:: DATI IN INGRESSO ::
━━━━━━━━━━━━━━━━
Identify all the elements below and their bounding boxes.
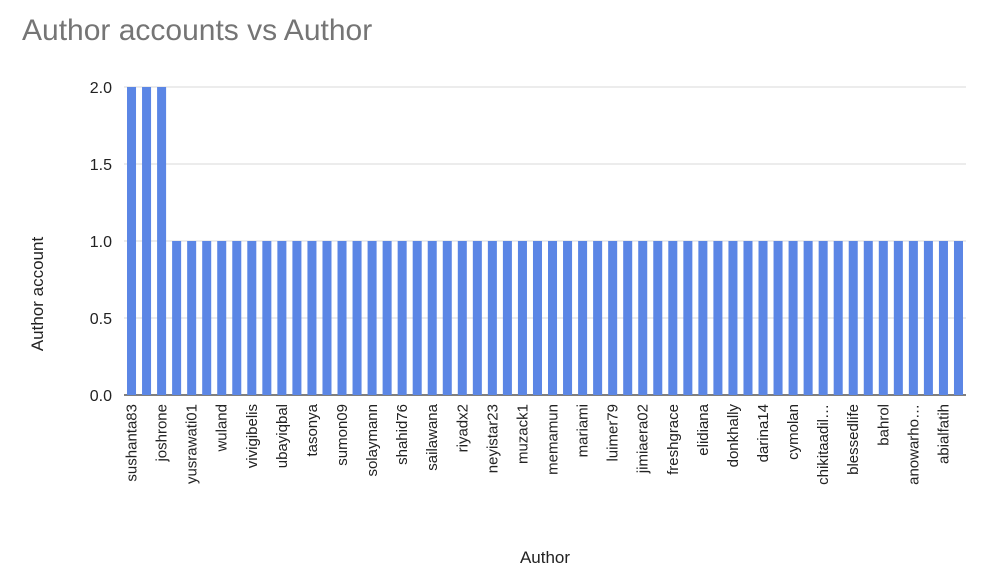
bar (532, 241, 542, 395)
bar (172, 241, 182, 395)
bar (773, 241, 783, 395)
bar (833, 241, 843, 395)
bar (427, 241, 437, 395)
bar (548, 241, 558, 395)
bar (863, 241, 873, 395)
x-tick-label: mariami (575, 404, 592, 457)
bar (517, 241, 527, 395)
x-tick-label: memamun (545, 404, 562, 475)
bar (623, 241, 633, 395)
bar (878, 241, 888, 395)
y-tick-label: 2.0 (90, 80, 112, 97)
x-tick-label: darina14 (755, 404, 772, 462)
x-tick-label: joshrone (154, 404, 171, 463)
bar (848, 241, 858, 395)
bar (367, 241, 377, 395)
bar (953, 241, 963, 395)
chart-title: Author accounts vs Author (22, 14, 373, 47)
x-tick-label: muzack1 (514, 404, 531, 464)
bar (638, 241, 648, 395)
bar (893, 241, 903, 395)
x-tick-label: cymolan (785, 404, 802, 460)
y-tick-label: 0.0 (90, 388, 112, 405)
bar (262, 241, 272, 395)
bar (187, 241, 197, 395)
bar (397, 241, 407, 395)
bar (337, 241, 347, 395)
bar (683, 241, 693, 395)
x-axis-ticks: sushanta83 joshrone yusrawati01 wuland vivig… (124, 403, 953, 485)
bar (247, 241, 257, 395)
x-tick-label: neyistar23 (484, 404, 501, 473)
y-tick-label: 1.5 (90, 157, 112, 174)
x-tick-label: solaymann (364, 404, 381, 477)
bar (563, 241, 573, 395)
x-tick-label: donkhally (725, 404, 742, 468)
bar (127, 87, 137, 395)
x-tick-label: sailawana (424, 403, 441, 470)
bar (217, 241, 227, 395)
bar (698, 241, 708, 395)
bar (502, 241, 512, 395)
bar (292, 241, 302, 395)
bar (728, 241, 738, 395)
bar (277, 241, 287, 395)
bar (412, 241, 422, 395)
bar (713, 241, 723, 395)
bar (908, 241, 918, 395)
x-tick-label: freshgrace (665, 404, 682, 475)
x-tick-label: vivigibelis (244, 404, 261, 468)
bar (142, 87, 152, 395)
bar (938, 241, 948, 395)
x-tick-label: yusrawati01 (184, 404, 201, 484)
bar (758, 241, 768, 395)
bar (668, 241, 678, 395)
x-tick-label: chikitaadil… (815, 404, 832, 485)
bar (157, 87, 167, 395)
y-axis-ticks: 0.0 0.5 1.0 1.5 2.0 (90, 80, 112, 405)
x-tick-label: abialfatih (935, 404, 952, 464)
x-tick-label: ubayiqbal (274, 404, 291, 468)
y-axis-title: Author account (28, 237, 47, 352)
bar (382, 241, 392, 395)
x-tick-label: bahrol (875, 404, 892, 446)
bar (232, 241, 242, 395)
bar (788, 241, 798, 395)
bar (307, 241, 317, 395)
bar (442, 241, 452, 395)
bar (457, 241, 467, 395)
bar (352, 241, 362, 395)
x-tick-label: sumon09 (334, 404, 351, 466)
y-tick-label: 1.0 (90, 234, 112, 251)
bar (818, 241, 828, 395)
x-tick-label: wuland (214, 404, 231, 453)
y-tick-label: 0.5 (90, 311, 112, 328)
bars (127, 87, 963, 395)
bar (803, 241, 813, 395)
bar (472, 241, 482, 395)
x-tick-label: blessedlife (845, 404, 862, 475)
bar (743, 241, 753, 395)
bar (487, 241, 497, 395)
x-tick-label: shahid76 (394, 404, 411, 465)
bar (322, 241, 332, 395)
bar (202, 241, 212, 395)
bar (578, 241, 588, 395)
x-tick-label: tasonya (304, 403, 321, 456)
x-tick-label: sushanta83 (124, 404, 141, 482)
bar (923, 241, 933, 395)
x-tick-label: elidiana (695, 403, 712, 455)
x-tick-label: luimer79 (605, 404, 622, 462)
bar (593, 241, 603, 395)
x-axis-title: Author (520, 548, 570, 567)
x-tick-label: anowarho… (905, 404, 922, 485)
bar (653, 241, 663, 395)
bar (608, 241, 618, 395)
x-tick-label: riyadx2 (454, 404, 471, 452)
x-tick-label: jimiaera02 (635, 404, 652, 474)
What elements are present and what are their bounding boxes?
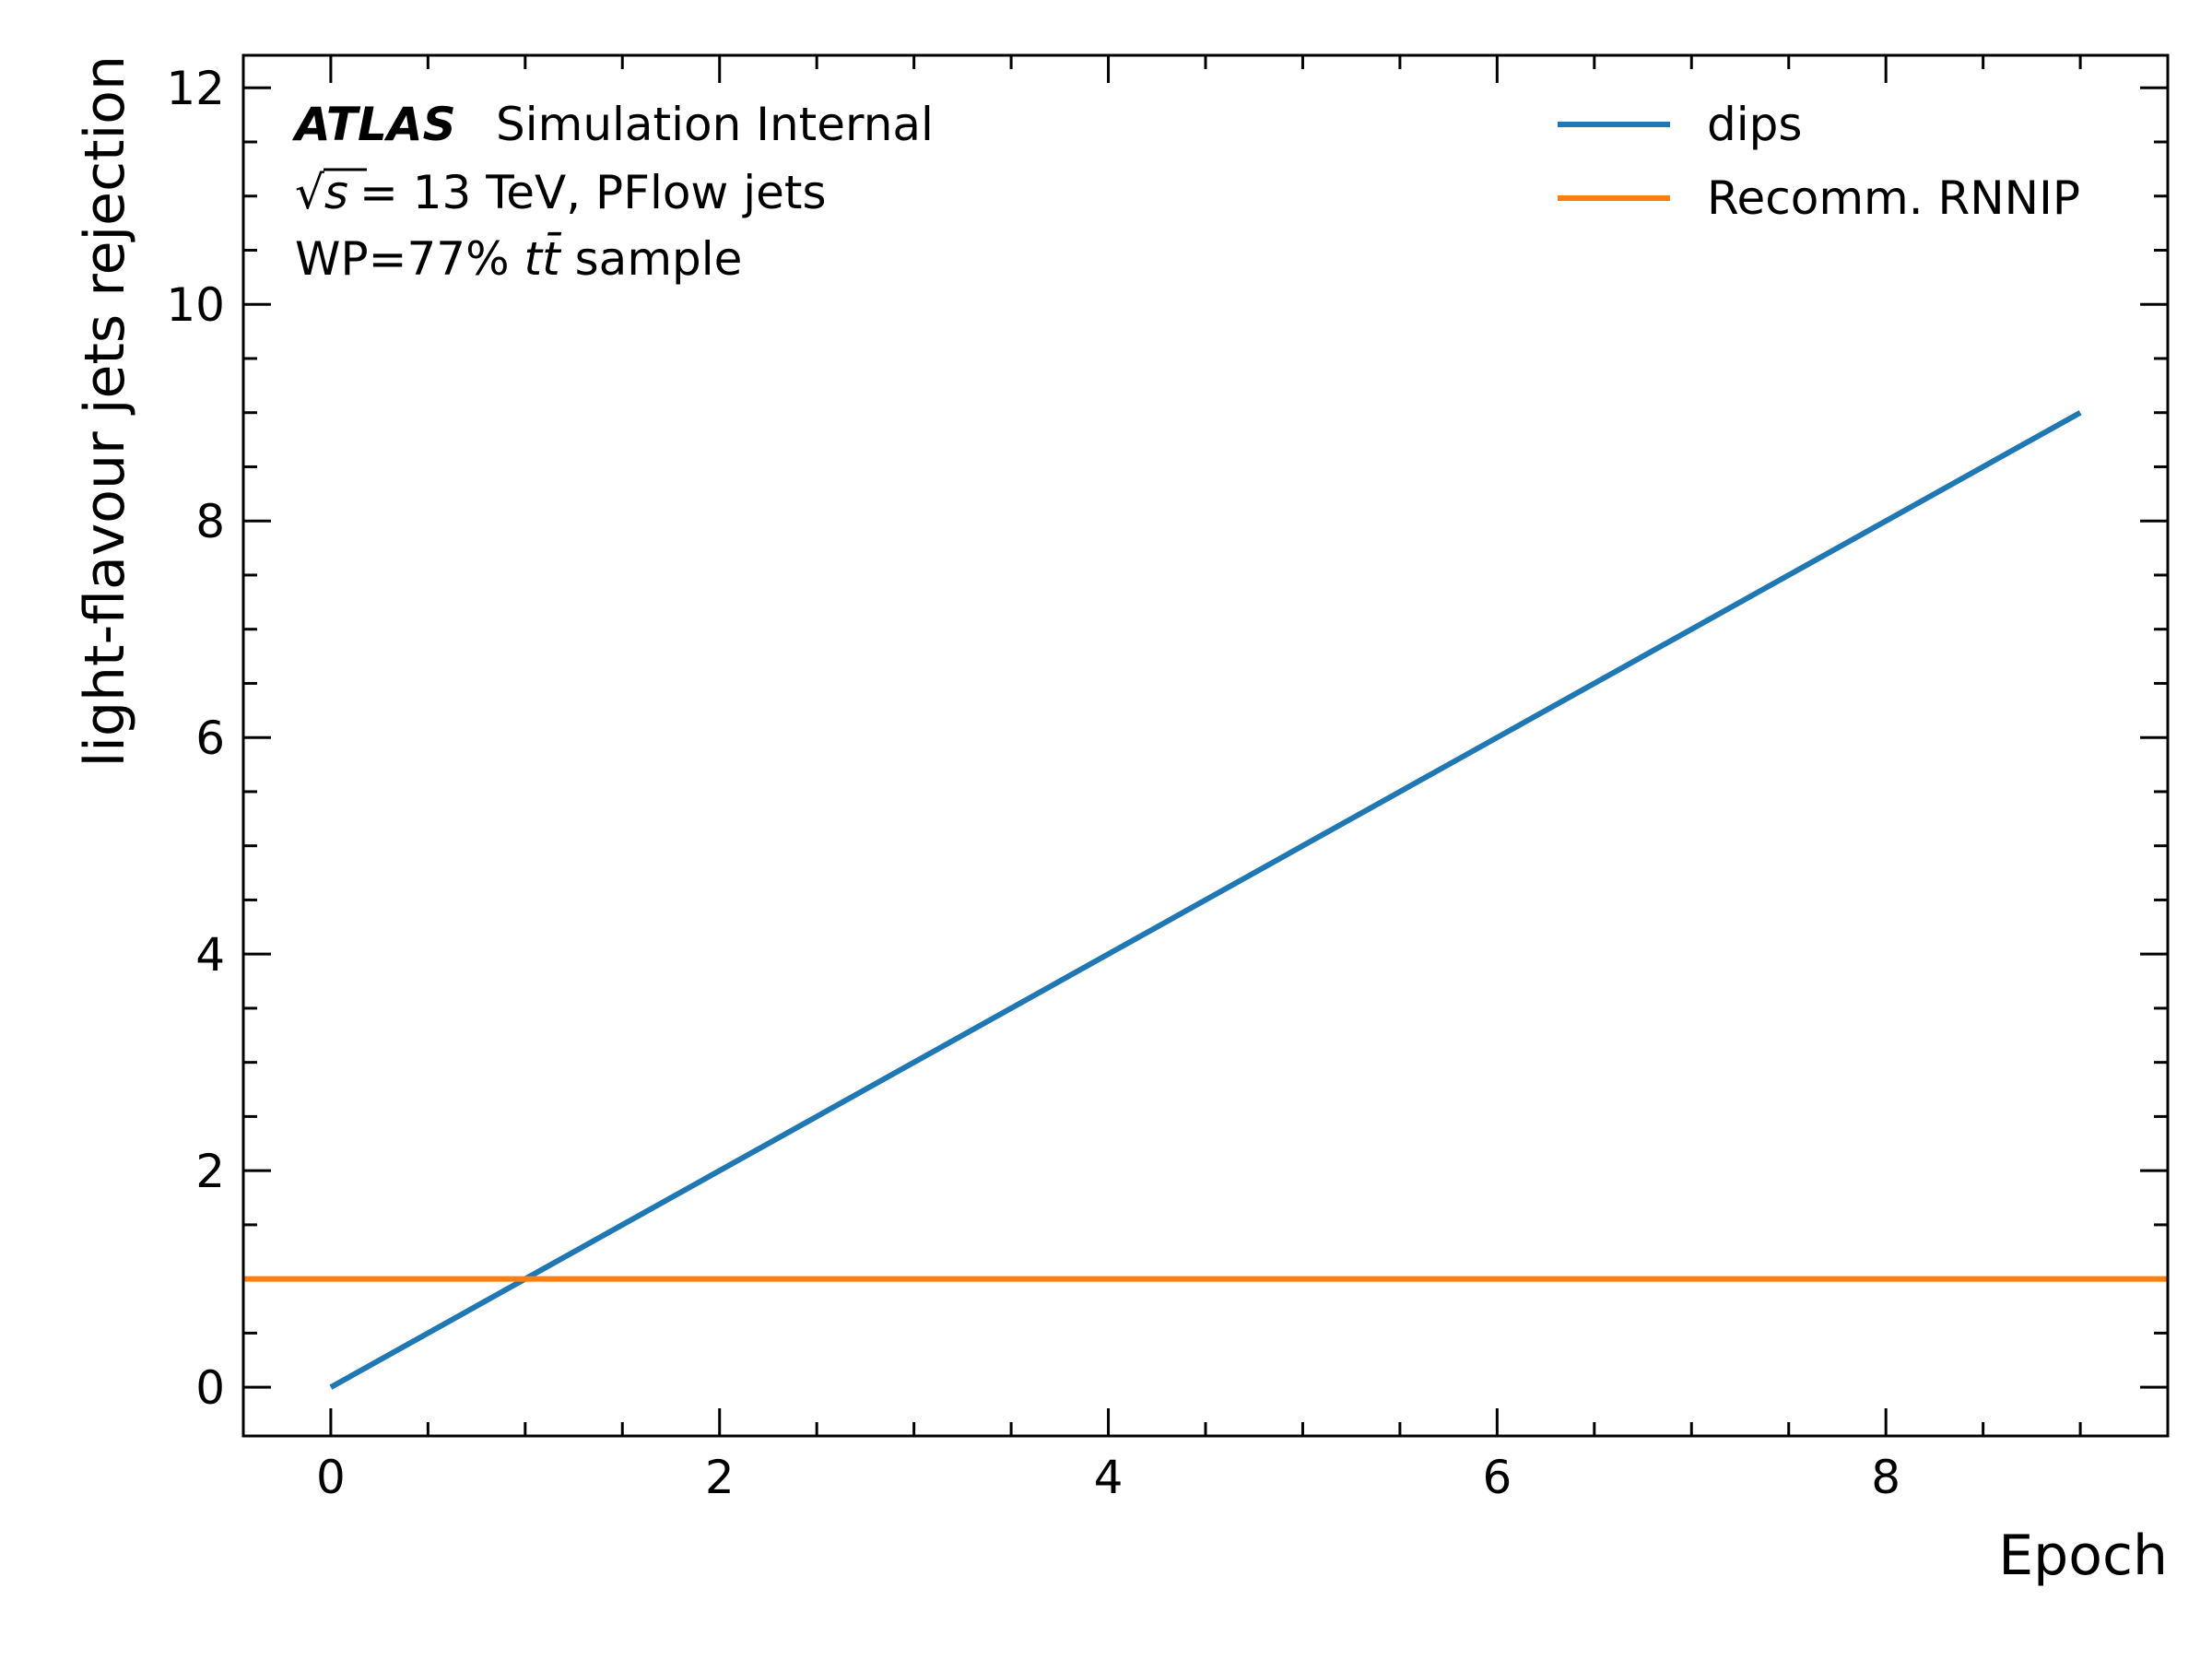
axis-ticks xyxy=(243,55,2168,1436)
y-axis-label: light-flavour jets rejection xyxy=(73,55,137,767)
atlas-status: Simulation Internal xyxy=(496,98,934,151)
series-lines xyxy=(243,410,2168,1390)
y-tick-label: 0 xyxy=(195,1361,225,1415)
sqrt-symbol: √ xyxy=(295,166,324,219)
y-tick-label: 12 xyxy=(166,62,225,115)
y-tick-label: 2 xyxy=(195,1145,225,1198)
energy-text: = 13 TeV, PFlow jets xyxy=(359,166,827,219)
x-tick-label: 2 xyxy=(705,1451,735,1504)
sqrt-variable: s xyxy=(324,166,348,219)
sample-line: WP=77% tt̄ sample xyxy=(295,231,742,286)
y-tick-label: 6 xyxy=(195,712,225,765)
legend-label-rnnip: Recomm. RNNIP xyxy=(1707,171,2080,225)
sample-tbar: t̄ xyxy=(542,231,562,286)
x-tick-label: 0 xyxy=(316,1451,346,1504)
sample-t: t xyxy=(524,232,545,286)
atlas-brand: ATLAS xyxy=(291,98,456,151)
plot-frame xyxy=(241,53,2170,1438)
x-axis-label: Epoch xyxy=(1998,1524,2168,1588)
svg-text:ATLAS: ATLAS xyxy=(291,98,456,151)
legend: dips Recomm. RNNIP xyxy=(1558,98,2080,225)
sample-suffix: sample xyxy=(560,232,743,286)
x-tick-label: 6 xyxy=(1482,1451,1512,1504)
legend-label-dips: dips xyxy=(1707,98,1802,151)
x-tick-label: 4 xyxy=(1094,1451,1124,1504)
atlas-annotation: ATLAS Simulation Internal √s = 13 TeV, PF… xyxy=(291,98,934,286)
series-line-dips xyxy=(329,410,2082,1390)
wp-text: WP=77% xyxy=(295,232,524,286)
y-tick-label: 10 xyxy=(166,278,225,332)
y-tick-label: 4 xyxy=(195,928,225,982)
x-tick-label: 8 xyxy=(1871,1451,1900,1504)
energy-line: √s = 13 TeV, PFlow jets xyxy=(295,166,827,219)
tick-labels: 0 2 4 6 8 0 2 4 6 8 10 12 xyxy=(166,62,1900,1504)
y-tick-label: 8 xyxy=(195,495,225,548)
━━━━━━━━━━━━━━━━
:: DA FARE ::
Riporta le righe di tutti i record qui sopra come lista JSON di stringhe, una stringa per ogni riga, saltando le righe vuote. Escludi le immagini dalla risposta.

:: RISPOSTA SCRITTA ::
[
  "Identify all the elements below and their bounding boxes.",
  "bar (532, 241, 542, 395)",
  "bar (172, 241, 182, 395)",
  "bar (773, 241, 783, 395)",
  "bar (833, 241, 843, 395)",
  "bar (427, 241, 437, 395)",
  "bar (548, 241, 558, 395)",
  "bar (863, 241, 873, 395)",
  "x-tick-label: mariami (575, 404, 592, 457)",
  "bar (517, 241, 527, 395)",
  "x-tick-label: memamun (545, 404, 562, 475)",
  "bar (623, 241, 633, 395)",
  "bar (878, 241, 888, 395)",
  "y-tick-label: 2.0 (90, 80, 112, 97)",
  "x-tick-label: darina14 (755, 404, 772, 462)",
  "x-tick-label: joshrone (154, 404, 171, 463)",
  "bar (848, 241, 858, 395)",
  "bar (367, 241, 377, 395)",
  "bar (953, 241, 963, 395)",
  "chart-title: Author accounts vs Author (22, 14, 373, 47)",
  "x-tick-label: muzack1 (514, 404, 531, 464)",
  "bar (638, 241, 648, 395)",
  "bar (893, 241, 903, 395)",
  "x-tick-label: cymolan (785, 404, 802, 460)",
  "y-tick-label: 0.0 (90, 388, 112, 405)",
  "bar (262, 241, 272, 395)",
  "bar (187, 241, 197, 395)",
  "bar (397, 241, 407, 395)",
  "bar (337, 241, 347, 395)",
  "bar (683, 241, 693, 395)",
  "x-axis-ticks: sushanta83 joshrone yusrawati01 wuland vivig… (124, 403, 953, 485)",
  "bar (247, 241, 257, 395)",
  "x-tick-label: neyistar23 (484, 404, 501, 473)",
  "y-tick-label: 1.5 (90, 157, 112, 174)",
  "x-tick-label: solaymann (364, 404, 381, 477)",
  "bar (563, 241, 573, 395)",
  "x-tick-label: donkhally (725, 404, 742, 468)",
  "bar (127, 87, 137, 395)",
  "x-tick-label: sailawana (424, 403, 441, 470)",
  "bar (217, 241, 227, 395)",
  "bar (698, 241, 708, 395)",
  "bar (502, 241, 512, 395)",
  "bar (292, 241, 302, 395)",
  "bar (728, 241, 738, 395)",
  "bar (277, 241, 287, 395)",
  "bar (412, 241, 422, 395)",
  "bar (713, 241, 723, 395)",
  "bar (908, 241, 918, 395)",
  "x-tick-label: freshgrace (665, 404, 682, 475)",
  "x-tick-label: vivigibelis (244, 404, 261, 468)",
  "bar (142, 87, 152, 395)",
  "bar (938, 241, 948, 395)",
  "x-tick-label: yusrawati01 (184, 404, 201, 484)",
  "bar (758, 241, 768, 395)",
  "bar (668, 241, 678, 395)",
  "x-tick-label: chikitaadil… (815, 404, 832, 485)",
  "bar (157, 87, 167, 395)",
  "y-axis-ticks: 0.0 0.5 1.0 1.5 2.0 (90, 80, 112, 405)",
  "x-tick-label: abialfatih (935, 404, 952, 464)",
  "x-tick-label: ubayiqbal (274, 404, 291, 468)",
  "y-axis-title: Author account (28, 237, 47, 352)",
  "bar (382, 241, 392, 395)",
  "x-tick-label: bahrol (875, 404, 892, 446)",
  "bar (232, 241, 242, 395)",
  "bar (788, 241, 798, 395)",
  "bar (307, 241, 317, 395)",
  "bar (442, 241, 452, 395)",
  "bar (457, 241, 467, 395)",
  "bar (352, 241, 362, 395)",
  "x-tick-label: sumon09 (334, 404, 351, 466)",
  "y-tick-label: 1.0 (90, 234, 112, 251)",
  "bar (818, 241, 828, 395)",
  "x-tick-label: wuland (214, 404, 231, 453)",
  "y-tick-label: 0.5 (90, 311, 112, 328)",
  "bars (127, 87, 963, 395)",
  "bar (803, 241, 813, 395)",
  "bar (472, 241, 482, 395)",
  "x-tick-label: blessedlife (845, 404, 862, 475)",
  "bar (743, 241, 753, 395)",
  "bar (487, 241, 497, 395)",
  "x-tick-label: shahid76 (394, 404, 411, 465)",
  "bar (322, 241, 332, 395)",
  "bar (202, 241, 212, 395)",
  "bar (578, 241, 588, 395)",
  "x-tick-label: tasonya (304, 403, 321, 456)",
  "x-tick-label: sushanta83 (124, 404, 141, 482)",
  "bar (923, 241, 933, 395)",
  "x-tick-label: elidiana (695, 403, 712, 455)",
  "x-tick-label: luimer79 (605, 404, 622, 462)",
  "bar (593, 241, 603, 395)",
  "x-axis-title: Author (520, 548, 570, 567)",
  "x-tick-label: anowarho… (905, 404, 922, 485)",
  "bar (653, 241, 663, 395)",
  "bar (608, 241, 618, 395)",
  "x-tick-label: riyadx2 (454, 404, 471, 452)",
  "x-tick-label: jimiaera02 (635, 404, 652, 474)",
  "What elements are present and what are their bounding boxes?",
  "axis-ticks xyxy=(243,55,2168,1436)",
  "y-axis-label: light-flavour jets rejection xyxy=(73,55,137,767)",
  "atlas-status: Simulation Internal xyxy=(496,98,934,151)",
  "series-lines xyxy=(243,410,2168,1390)",
  "y-tick-label: 0 xyxy=(195,1361,225,1415)",
  "sqrt-symbol: √ xyxy=(295,166,324,219)",
  "y-tick-label: 12 xyxy=(166,62,225,115)",
  "y-tick-label: 2 xyxy=(195,1145,225,1198)",
  "energy-text: = 13 TeV, PFlow jets xyxy=(359,166,827,219)",
  "x-tick-label: 2 xyxy=(705,1451,735,1504)",
  "sqrt-variable: s xyxy=(324,166,348,219)",
  "sample-line: WP=77% tt̄ sample xyxy=(295,231,742,286)",
  "y-tick-label: 6 xyxy=(195,712,225,765)",
  "legend-label-rnnip: Recomm. RNNIP xyxy=(1707,171,2080,225)",
  "sample-tbar: t̄ xyxy=(542,231,562,286)",
  "x-tick-label: 0 xyxy=(316,1451,346,1504)",
  "sample-t: t xyxy=(524,232,545,286)",
  "atlas-brand: ATLAS xyxy=(291,98,456,151)",
  "plot-frame xyxy=(241,53,2170,1438)",
  "x-axis-label: Epoch xyxy=(1998,1524,2168,1588)",
  "svg-text:ATLAS: ATLAS xyxy=(291,98,456,151)",
  "legend: dips Recomm. RNNIP xyxy=(1558,98,2080,225)",
  "sample-suffix: sample xyxy=(560,232,743,286)",
  "x-tick-label: 6 xyxy=(1482,1451,1512,1504)",
  "legend-label-dips: dips xyxy=(1707,98,1802,151)",
  "x-tick-label: 4 xyxy=(1094,1451,1124,1504)",
  "atlas-annotation: ATLAS Simulation Internal √s = 13 TeV, PF… xyxy=(291,98,934,286)",
  "series-line-dips xyxy=(329,410,2082,1390)",
  "wp-text: WP=77% xyxy=(295,232,524,286)",
  "y-tick-label: 10 xyxy=(166,278,225,332)",
  "y-tick-label: 4 xyxy=(195,928,225,982)",
  "x-tick-label: 8 xyxy=(1871,1451,1900,1504)",
  "energy-line: √s = 13 TeV, PFlow jets xyxy=(295,166,827,219)",
  "tick-labels: 0 2 4 6 8 0 2 4 6 8 10 12 xyxy=(166,62,1900,1504)",
  "y-tick-label: 8 xyxy=(195,495,225,548)"
]